**Do this**
Please reproduce every line of the records below word for word, leaving out the pictures.
==== Data for this exercise ====
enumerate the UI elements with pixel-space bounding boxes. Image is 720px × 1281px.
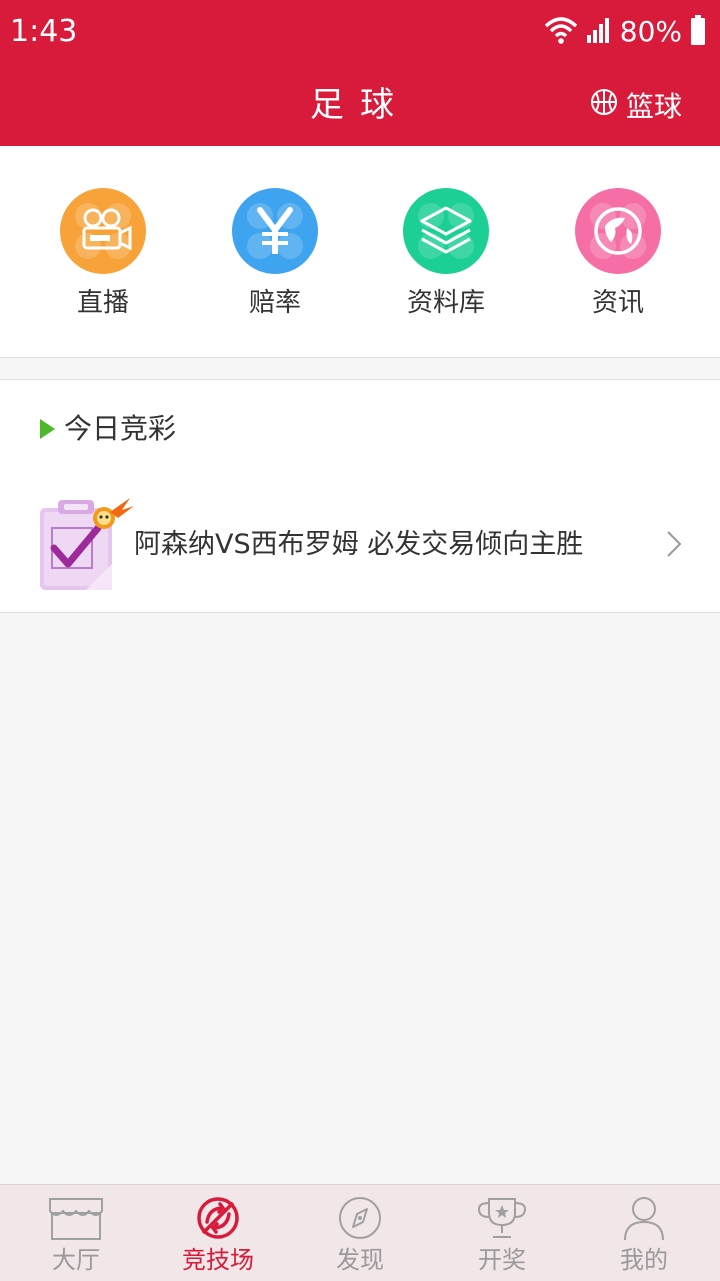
bottom-nav: 大厅 竞技场 发现 开奖 我的 [0,1184,720,1281]
switch-label: 篮球 [625,90,682,123]
status-bar: 1:43 80% [0,0,720,64]
nav-label-mine: 我的 [620,1246,668,1274]
chevron-right-icon [666,530,682,562]
switch-basketball-button[interactable]: 篮球 [590,64,682,146]
menu-label-database: 资料库 [406,288,485,318]
user-icon [572,1195,716,1245]
trophy-icon [430,1195,574,1245]
section-title: 今日竞彩 [64,412,177,445]
video-camera-icon [60,188,146,274]
section-today-lottery: 今日竞彩 [0,379,720,479]
wifi-icon [544,16,578,48]
nav-label-lottery-results: 开奖 [478,1246,526,1274]
battery-icon [690,15,706,49]
status-time: 1:43 [10,14,78,49]
menu-item-odds[interactable]: 赔率 [189,188,361,320]
yen-icon [232,188,318,274]
list-item[interactable]: 阿森纳VS西布罗姆 必发交易倾向主胜 [0,478,720,613]
nav-label-discover: 发现 [336,1246,384,1274]
menu-item-database[interactable]: 资料库 [360,188,532,320]
status-icons: 80% [544,12,706,52]
menu-label-news: 资讯 [591,288,644,318]
battery-percent: 80% [619,15,682,48]
app-header: 足球 篮球 [0,64,720,146]
nav-item-lottery-results[interactable]: 开奖 [430,1185,574,1281]
nav-item-discover[interactable]: 发现 [288,1185,432,1281]
store-icon [4,1195,148,1245]
menu-item-news[interactable]: 资讯 [532,188,704,320]
nav-item-mine[interactable]: 我的 [572,1185,716,1281]
menu-label-odds: 赔率 [248,288,301,318]
arena-icon [146,1195,290,1245]
compass-icon [288,1195,432,1245]
nav-label-arena: 竞技场 [182,1246,254,1274]
menu-label-live: 直播 [76,288,129,318]
layers-icon [403,188,489,274]
play-arrow-icon [40,419,55,439]
nav-item-lobby[interactable]: 大厅 [4,1185,148,1281]
news-globe-icon [575,188,661,274]
feature-menu: 直播 赔率 资料库 资讯 [0,146,720,358]
signal-icon [586,17,612,47]
checklist-fire-icon [36,498,136,594]
basketball-icon [590,88,618,123]
list-item-text: 阿森纳VS西布罗姆 必发交易倾向主胜 [134,529,584,560]
nav-label-lobby: 大厅 [52,1246,100,1274]
menu-item-live[interactable]: 直播 [17,188,189,320]
nav-item-arena[interactable]: 竞技场 [146,1185,290,1281]
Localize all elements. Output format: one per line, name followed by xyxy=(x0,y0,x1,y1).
====
**Response to this exercise**
enumerate the UI elements with pixel-space bounding boxes. Image is 720px × 1281px.
bottom-nav: 大厅 竞技场 发现 开奖 我的 [0,1184,720,1281]
switch-label: 篮球 [625,90,682,123]
status-bar: 1:43 80% [0,0,720,64]
nav-label-mine: 我的 [620,1246,668,1274]
chevron-right-icon [666,530,682,562]
switch-basketball-button[interactable]: 篮球 [590,64,682,146]
menu-label-database: 资料库 [406,288,485,318]
user-icon [572,1195,716,1245]
trophy-icon [430,1195,574,1245]
section-title: 今日竞彩 [64,412,177,445]
video-camera-icon [60,188,146,274]
section-today-lottery: 今日竞彩 [0,379,720,479]
wifi-icon [544,16,578,48]
nav-label-lottery-results: 开奖 [478,1246,526,1274]
battery-icon [690,15,706,49]
status-time: 1:43 [10,14,78,49]
menu-item-odds[interactable]: 赔率 [189,188,361,320]
yen-icon [232,188,318,274]
list-item[interactable]: 阿森纳VS西布罗姆 必发交易倾向主胜 [0,478,720,613]
nav-label-discover: 发现 [336,1246,384,1274]
menu-item-database[interactable]: 资料库 [360,188,532,320]
status-icons: 80% [544,12,706,52]
menu-label-news: 资讯 [591,288,644,318]
battery-percent: 80% [619,15,682,48]
app-header: 足球 篮球 [0,64,720,146]
nav-item-lottery-results[interactable]: 开奖 [430,1185,574,1281]
nav-item-discover[interactable]: 发现 [288,1185,432,1281]
store-icon [4,1195,148,1245]
menu-item-news[interactable]: 资讯 [532,188,704,320]
nav-item-mine[interactable]: 我的 [572,1185,716,1281]
menu-label-odds: 赔率 [248,288,301,318]
arena-icon [146,1195,290,1245]
compass-icon [288,1195,432,1245]
nav-label-arena: 竞技场 [182,1246,254,1274]
menu-label-live: 直播 [76,288,129,318]
layers-icon [403,188,489,274]
play-arrow-icon [40,419,55,439]
nav-item-lobby[interactable]: 大厅 [4,1185,148,1281]
news-globe-icon [575,188,661,274]
feature-menu: 直播 赔率 资料库 资讯 [0,146,720,358]
signal-icon [586,17,612,47]
checklist-fire-icon [36,498,136,594]
basketball-icon [590,88,618,123]
list-item-text: 阿森纳VS西布罗姆 必发交易倾向主胜 [134,529,584,560]
nav-label-lobby: 大厅 [52,1246,100,1274]
menu-item-live[interactable]: 直播 [17,188,189,320]
nav-item-arena[interactable]: 竞技场 [146,1185,290,1281]
Localize all elements. Output format: one per line, name followed by xyxy=(x0,y0,x1,y1).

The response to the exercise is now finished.